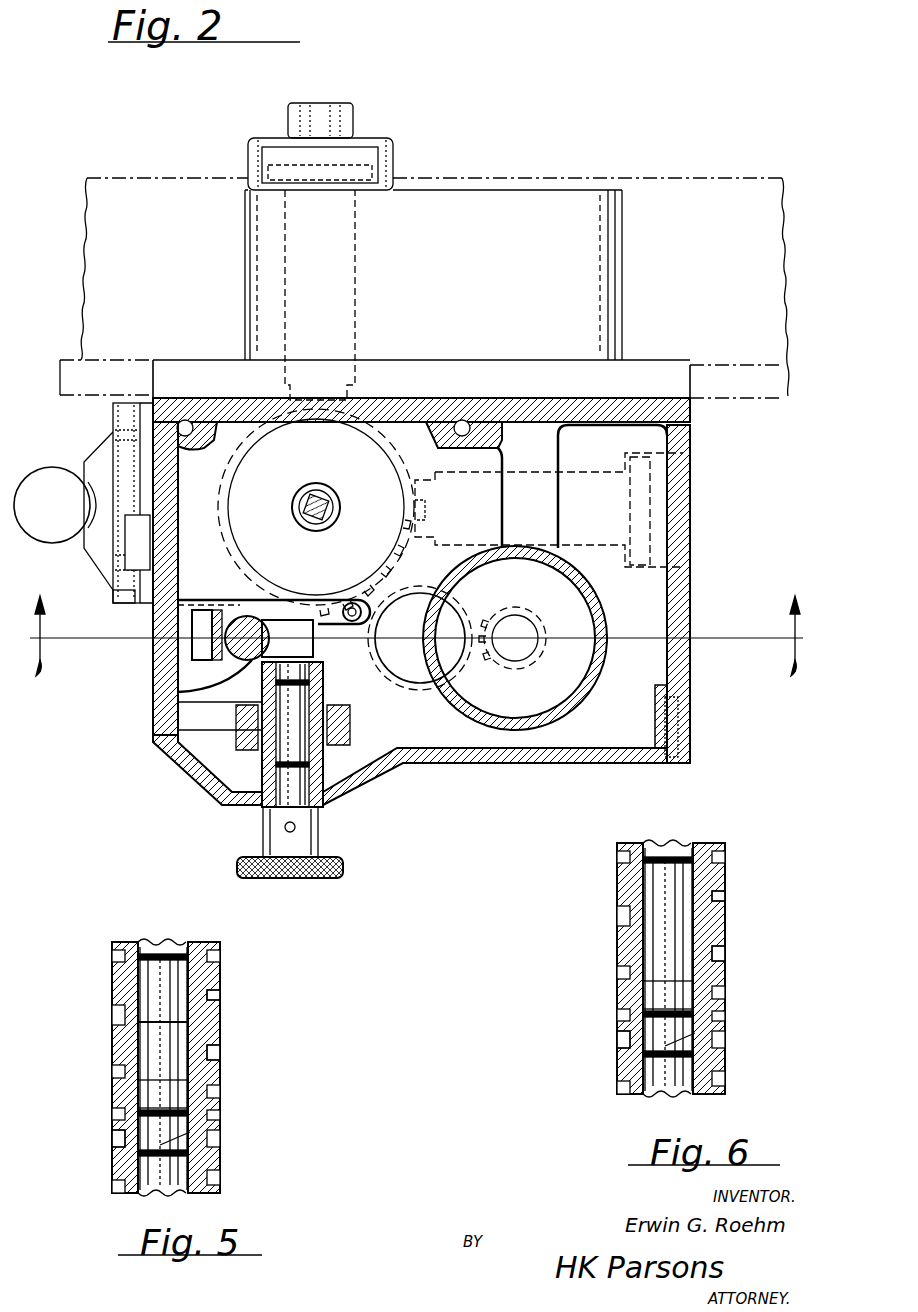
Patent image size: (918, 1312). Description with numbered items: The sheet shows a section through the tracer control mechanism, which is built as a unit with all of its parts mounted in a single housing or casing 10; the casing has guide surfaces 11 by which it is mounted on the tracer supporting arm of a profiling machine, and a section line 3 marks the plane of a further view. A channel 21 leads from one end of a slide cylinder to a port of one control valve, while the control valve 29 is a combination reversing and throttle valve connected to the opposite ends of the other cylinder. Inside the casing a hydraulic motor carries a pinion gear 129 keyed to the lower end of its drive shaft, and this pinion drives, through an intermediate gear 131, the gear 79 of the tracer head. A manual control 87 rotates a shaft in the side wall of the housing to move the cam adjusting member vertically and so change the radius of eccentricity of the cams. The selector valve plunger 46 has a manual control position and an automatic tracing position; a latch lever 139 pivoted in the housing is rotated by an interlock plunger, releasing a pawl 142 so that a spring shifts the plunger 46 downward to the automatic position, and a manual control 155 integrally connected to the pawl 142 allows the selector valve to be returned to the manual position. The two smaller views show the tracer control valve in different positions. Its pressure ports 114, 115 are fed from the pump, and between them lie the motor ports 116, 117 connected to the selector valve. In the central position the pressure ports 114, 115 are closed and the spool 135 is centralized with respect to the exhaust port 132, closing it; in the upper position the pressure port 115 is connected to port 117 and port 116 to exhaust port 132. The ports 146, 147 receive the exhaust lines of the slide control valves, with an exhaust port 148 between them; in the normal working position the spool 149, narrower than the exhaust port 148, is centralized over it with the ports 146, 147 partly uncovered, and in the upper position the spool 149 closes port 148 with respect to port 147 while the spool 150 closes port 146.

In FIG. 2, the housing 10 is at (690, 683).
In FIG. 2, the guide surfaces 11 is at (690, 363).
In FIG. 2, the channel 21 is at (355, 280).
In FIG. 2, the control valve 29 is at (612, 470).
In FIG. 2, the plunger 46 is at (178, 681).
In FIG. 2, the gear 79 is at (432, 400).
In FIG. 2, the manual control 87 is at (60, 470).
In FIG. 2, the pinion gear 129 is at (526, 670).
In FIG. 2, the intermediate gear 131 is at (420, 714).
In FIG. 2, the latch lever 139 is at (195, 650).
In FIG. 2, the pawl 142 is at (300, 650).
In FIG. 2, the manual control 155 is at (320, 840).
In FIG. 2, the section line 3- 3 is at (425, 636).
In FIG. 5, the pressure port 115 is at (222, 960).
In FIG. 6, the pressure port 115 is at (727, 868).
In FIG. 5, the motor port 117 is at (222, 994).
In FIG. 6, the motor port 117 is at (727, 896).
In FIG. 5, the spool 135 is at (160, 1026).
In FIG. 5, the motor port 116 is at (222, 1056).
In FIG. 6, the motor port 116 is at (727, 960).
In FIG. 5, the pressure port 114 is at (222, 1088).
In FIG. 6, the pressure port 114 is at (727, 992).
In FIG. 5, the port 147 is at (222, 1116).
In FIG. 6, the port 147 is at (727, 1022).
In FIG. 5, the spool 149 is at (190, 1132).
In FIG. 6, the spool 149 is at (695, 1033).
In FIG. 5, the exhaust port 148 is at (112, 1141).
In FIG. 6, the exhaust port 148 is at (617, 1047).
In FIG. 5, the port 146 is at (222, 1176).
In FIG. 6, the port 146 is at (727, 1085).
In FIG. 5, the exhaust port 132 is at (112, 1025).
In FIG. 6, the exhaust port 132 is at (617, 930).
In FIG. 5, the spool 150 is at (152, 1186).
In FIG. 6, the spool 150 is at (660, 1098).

...

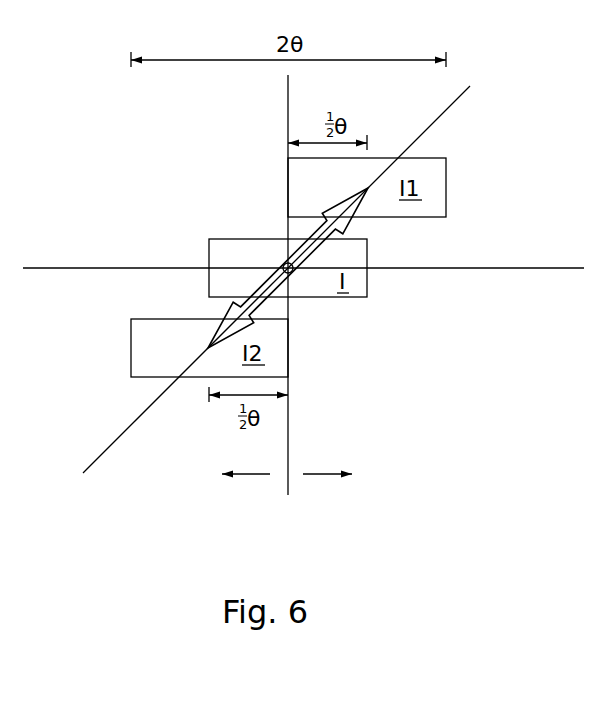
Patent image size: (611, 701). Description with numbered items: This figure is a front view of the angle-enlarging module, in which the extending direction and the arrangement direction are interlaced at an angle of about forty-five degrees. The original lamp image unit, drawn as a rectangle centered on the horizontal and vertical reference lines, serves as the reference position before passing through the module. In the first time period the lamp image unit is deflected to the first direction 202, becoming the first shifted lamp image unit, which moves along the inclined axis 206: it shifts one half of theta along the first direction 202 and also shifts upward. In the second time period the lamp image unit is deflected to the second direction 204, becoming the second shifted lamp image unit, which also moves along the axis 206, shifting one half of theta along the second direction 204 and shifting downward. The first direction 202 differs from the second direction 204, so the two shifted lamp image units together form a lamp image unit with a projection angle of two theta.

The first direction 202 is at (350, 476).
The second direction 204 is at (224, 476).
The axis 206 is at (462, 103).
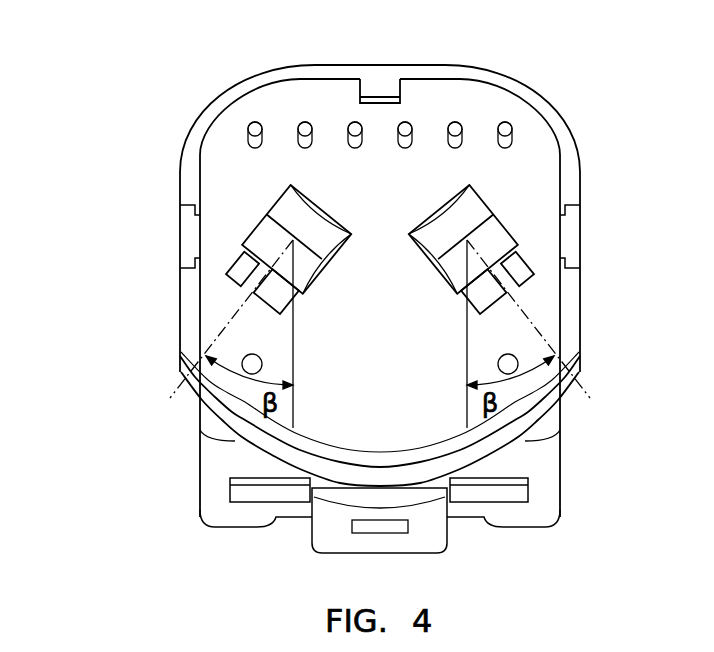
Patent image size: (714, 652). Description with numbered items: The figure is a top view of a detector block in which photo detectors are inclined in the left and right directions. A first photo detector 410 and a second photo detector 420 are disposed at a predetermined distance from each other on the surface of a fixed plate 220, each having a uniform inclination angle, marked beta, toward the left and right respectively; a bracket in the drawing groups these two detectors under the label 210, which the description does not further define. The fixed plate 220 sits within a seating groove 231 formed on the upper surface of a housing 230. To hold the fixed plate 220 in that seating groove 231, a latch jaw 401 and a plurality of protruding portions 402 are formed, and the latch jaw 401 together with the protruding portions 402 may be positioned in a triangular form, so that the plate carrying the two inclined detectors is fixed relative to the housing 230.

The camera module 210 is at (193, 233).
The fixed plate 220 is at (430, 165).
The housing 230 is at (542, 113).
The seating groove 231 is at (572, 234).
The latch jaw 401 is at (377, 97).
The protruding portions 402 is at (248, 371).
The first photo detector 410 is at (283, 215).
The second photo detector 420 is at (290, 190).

==

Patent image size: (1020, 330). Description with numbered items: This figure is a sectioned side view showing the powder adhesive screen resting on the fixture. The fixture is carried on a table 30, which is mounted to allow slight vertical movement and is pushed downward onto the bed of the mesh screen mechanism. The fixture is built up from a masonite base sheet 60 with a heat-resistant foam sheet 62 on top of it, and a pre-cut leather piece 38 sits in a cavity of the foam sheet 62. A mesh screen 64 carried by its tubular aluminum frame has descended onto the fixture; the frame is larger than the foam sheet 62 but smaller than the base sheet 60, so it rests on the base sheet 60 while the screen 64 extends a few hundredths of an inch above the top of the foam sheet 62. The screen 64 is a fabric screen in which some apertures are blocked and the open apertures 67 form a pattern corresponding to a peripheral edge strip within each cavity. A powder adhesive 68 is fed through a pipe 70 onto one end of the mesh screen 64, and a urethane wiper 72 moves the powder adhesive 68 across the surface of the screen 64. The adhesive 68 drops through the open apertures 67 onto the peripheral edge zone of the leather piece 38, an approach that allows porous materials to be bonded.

**Work to do**. In the lines from the one containing "Patent image size: (611, 701)." through the one containing "The axis 206 is at (462, 103).", inclusive, replace "front view" with "side view". Return only those lines, with everything else left unchanged.

**Solved problem**.
Patent image size: (611, 701). Description with numbered items: This figure is a side view of the angle-enlarging module, in which the extending direction and the arrangement direction are interlaced at an angle of about forty-five degrees. The original lamp image unit, drawn as a rectangle centered on the horizontal and vertical reference lines, serves as the reference position before passing through the module. In the first time period the lamp image unit is deflected to the first direction 202, becoming the first shifted lamp image unit, which moves along the inclined axis 206: it shifts one half of theta along the first direction 202 and also shifts upward. In the second time period the lamp image unit is deflected to the second direction 204, becoming the second shifted lamp image unit, which also moves along the axis 206, shifting one half of theta along the second direction 204 and shifting downward. The first direction 202 differs from the second direction 204, so the two shifted lamp image units together form a lamp image unit with a projection angle of two theta.

The first direction 202 is at (350, 476).
The second direction 204 is at (224, 476).
The axis 206 is at (462, 103).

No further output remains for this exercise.